GIVEN INSTRUCTION 1 –
Render the part of the rows below that opens with the first row and closes with the line containing "footnote-line: schrieb dem", both included, as a Markdown table with the columns Position and Content. Number each line in Position, put the line itself in Content, and leave out blank lines.

Journal posts, direct from the mind of Alice. Keep your eyes on this page for the latest hot takes, unsolicited opinions and spicy content.
Putting yourself out there.
I’m a comedian, but nothing scares me more than an open mic comedy night. For those of you who haven’t been to an open mic before, let me set the scene for you. Picture twenty ambitious, sweaty performers fighting for their life (for five minutes at a time) to make a room of four people laugh at their Tinder joke.
My first open mic night was, to put it lightly, a shit show. Don’t be mistaken, I was perfection; a vision in leather overalls with a $50 electric keyboard. What turned my night from great to one of the most scarring nights of my comedic life was the headliner. I’m not going to tell you his name, mainly because I can’t remember who he was. This dude was just as fresh as all of us, but he walked onstage with the bravado and confidence of someone who had just snorted the ashes of the true cross.
The headliner got to the mic and delivered ten minutes of his best wife beating material. I say his best because I assume that there’s plenty more where that came from. And did the audience turn on him? Did the audience even look mildly bemused? NUP. They were living for this. Every time he mimed hitting another fictional woman, the crowd bloody loved it.
I decided that these nights weren’t for people like me. From that experience, I became closed off after gigs and was deeply sceptical of forming friendships with other comics out of fear they thought this would be funny.

DATASET RECORDS –
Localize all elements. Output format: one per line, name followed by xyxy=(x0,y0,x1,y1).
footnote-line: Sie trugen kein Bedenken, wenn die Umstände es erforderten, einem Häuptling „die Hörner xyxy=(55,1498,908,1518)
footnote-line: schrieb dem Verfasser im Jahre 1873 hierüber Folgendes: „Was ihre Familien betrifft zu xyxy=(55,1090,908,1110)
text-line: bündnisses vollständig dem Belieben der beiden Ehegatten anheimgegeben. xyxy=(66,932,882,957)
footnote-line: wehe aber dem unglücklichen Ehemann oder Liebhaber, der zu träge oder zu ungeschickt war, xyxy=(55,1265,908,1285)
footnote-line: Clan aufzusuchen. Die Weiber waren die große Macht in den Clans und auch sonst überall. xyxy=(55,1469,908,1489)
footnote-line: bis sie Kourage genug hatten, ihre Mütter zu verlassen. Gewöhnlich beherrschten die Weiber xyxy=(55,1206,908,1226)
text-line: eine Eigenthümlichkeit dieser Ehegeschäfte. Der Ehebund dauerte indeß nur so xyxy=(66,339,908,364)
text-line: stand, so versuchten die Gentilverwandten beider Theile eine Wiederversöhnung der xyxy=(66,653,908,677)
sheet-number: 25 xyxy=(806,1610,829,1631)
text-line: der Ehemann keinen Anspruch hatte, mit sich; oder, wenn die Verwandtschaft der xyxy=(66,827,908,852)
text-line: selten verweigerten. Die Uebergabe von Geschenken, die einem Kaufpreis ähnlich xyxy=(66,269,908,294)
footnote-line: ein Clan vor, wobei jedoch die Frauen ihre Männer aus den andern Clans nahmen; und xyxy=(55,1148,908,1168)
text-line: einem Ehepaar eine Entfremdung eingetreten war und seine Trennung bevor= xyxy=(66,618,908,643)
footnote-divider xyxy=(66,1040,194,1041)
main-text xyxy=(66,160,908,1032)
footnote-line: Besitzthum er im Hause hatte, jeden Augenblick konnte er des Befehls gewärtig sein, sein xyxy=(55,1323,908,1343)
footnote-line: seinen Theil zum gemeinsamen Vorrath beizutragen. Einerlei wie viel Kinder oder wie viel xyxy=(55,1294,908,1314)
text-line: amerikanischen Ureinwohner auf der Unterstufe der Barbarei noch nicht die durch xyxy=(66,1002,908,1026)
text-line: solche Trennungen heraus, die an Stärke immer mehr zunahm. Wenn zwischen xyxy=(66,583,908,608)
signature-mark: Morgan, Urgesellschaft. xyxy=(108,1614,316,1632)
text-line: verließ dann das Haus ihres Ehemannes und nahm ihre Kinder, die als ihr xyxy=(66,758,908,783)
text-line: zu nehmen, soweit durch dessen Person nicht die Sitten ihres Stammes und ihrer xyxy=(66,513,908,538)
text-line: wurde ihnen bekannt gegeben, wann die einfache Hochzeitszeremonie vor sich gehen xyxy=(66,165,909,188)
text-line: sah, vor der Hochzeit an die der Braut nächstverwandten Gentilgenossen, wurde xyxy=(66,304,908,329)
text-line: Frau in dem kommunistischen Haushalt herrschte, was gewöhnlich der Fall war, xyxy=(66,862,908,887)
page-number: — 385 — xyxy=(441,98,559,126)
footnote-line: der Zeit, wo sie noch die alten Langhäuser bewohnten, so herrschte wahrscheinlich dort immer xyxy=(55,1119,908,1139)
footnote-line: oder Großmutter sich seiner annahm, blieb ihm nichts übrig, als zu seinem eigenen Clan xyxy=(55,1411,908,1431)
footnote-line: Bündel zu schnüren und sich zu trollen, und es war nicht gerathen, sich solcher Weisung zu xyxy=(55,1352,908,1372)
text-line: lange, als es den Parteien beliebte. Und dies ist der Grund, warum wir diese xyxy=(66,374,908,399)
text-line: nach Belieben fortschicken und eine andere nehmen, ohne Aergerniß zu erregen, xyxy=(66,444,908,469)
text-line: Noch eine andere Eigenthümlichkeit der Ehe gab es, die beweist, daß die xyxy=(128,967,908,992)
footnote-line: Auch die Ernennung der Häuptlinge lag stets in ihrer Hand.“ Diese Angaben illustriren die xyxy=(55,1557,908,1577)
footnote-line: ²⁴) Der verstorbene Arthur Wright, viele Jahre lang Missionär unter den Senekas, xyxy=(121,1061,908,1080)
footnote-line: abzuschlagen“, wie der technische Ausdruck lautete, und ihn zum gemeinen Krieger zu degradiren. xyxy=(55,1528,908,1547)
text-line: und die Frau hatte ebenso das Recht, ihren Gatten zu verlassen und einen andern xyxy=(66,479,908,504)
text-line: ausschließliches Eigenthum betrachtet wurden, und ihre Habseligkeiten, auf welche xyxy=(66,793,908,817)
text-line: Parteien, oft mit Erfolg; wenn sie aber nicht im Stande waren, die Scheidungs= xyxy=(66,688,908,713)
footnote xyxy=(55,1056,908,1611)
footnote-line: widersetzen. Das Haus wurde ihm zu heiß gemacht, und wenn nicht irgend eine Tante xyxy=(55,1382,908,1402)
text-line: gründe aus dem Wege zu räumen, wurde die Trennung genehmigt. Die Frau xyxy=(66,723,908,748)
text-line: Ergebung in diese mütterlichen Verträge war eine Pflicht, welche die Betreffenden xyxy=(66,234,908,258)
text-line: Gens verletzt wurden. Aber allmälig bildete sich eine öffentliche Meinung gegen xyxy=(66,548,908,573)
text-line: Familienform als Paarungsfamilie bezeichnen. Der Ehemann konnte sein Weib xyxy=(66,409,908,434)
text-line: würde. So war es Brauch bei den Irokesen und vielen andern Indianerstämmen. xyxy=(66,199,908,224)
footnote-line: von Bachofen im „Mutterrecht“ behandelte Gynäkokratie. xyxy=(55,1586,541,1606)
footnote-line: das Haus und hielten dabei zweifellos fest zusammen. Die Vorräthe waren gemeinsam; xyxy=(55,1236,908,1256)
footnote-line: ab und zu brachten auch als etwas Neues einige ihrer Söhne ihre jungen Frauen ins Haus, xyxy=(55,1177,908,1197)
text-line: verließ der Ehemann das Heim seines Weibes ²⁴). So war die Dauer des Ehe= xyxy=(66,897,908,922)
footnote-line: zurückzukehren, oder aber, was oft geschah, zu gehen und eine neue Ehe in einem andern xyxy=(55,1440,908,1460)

GIVEN INSTRUCTION 2 –
Write the next part of the journal post about open mic comedy, starting after its final sentence.

FINAL ANSWER 1 –
| Position | Content |
|---|---|
| 1 | Localize all elements. Output format: one per line, name followed by xyxy=(x0,y0,x1,y1). |
| 2 | footnote-line: Sie trugen kein Bedenken, wenn die Umstände es erforderten, einem Häuptling „die Hörner xyxy=(55,1498,908,1518) |
| 3 | footnote-line: schrieb dem Verfasser im Jahre 1873 hierüber Folgendes: „Was ihre Familien betrifft zu xyxy=(55,1090,908,1110) |

FINAL ANSWER 2 –
And before you say “hey Alice, comedians are progressive, lovely people who don’t do things like that” let me say that most are, yes. But #notallcomedians. If you want further proof, go to www.google.com and type ‘Ricky Gervais fat jokes’. Thank you.
I want to take more. I’ve been watering my garden for far too long, seesol and all, and now it’s time for me to go out there and assert myself in some more space. I want to tell jokes in a room full of people and have a beer with my colleagues after it.
Why can’t I? It’s all easier said than done. Putting yourself out there means facing potential rejections and maybe, possibly, perhaps, people not liking you. I can’t deal with people not liking me. I’m delightful, RIGHT?
I’ve never had a good record with putting myself out there. I feel that myself, and a lot of other women and people with a lived female experience, are hard wired for rejection. We assume the no before we hear it. We’ve put our stuff back in our handbags before the job interview is over and asked if anyone has anything for the dishwasher on the way out.
In high school, I wasn’t particularly cool or uncool, but I had an outsider complex so severe that you would have thought that I was the kid sister of Bender in The Breakfast Club. I thought that the level of rejection that I received was abnormal. I mean other people were on keto diets for formals, while I was sat alone with my jumbo slurpee.
No regrets. Bring your own cup day at 7 Eleven was my Woodstock.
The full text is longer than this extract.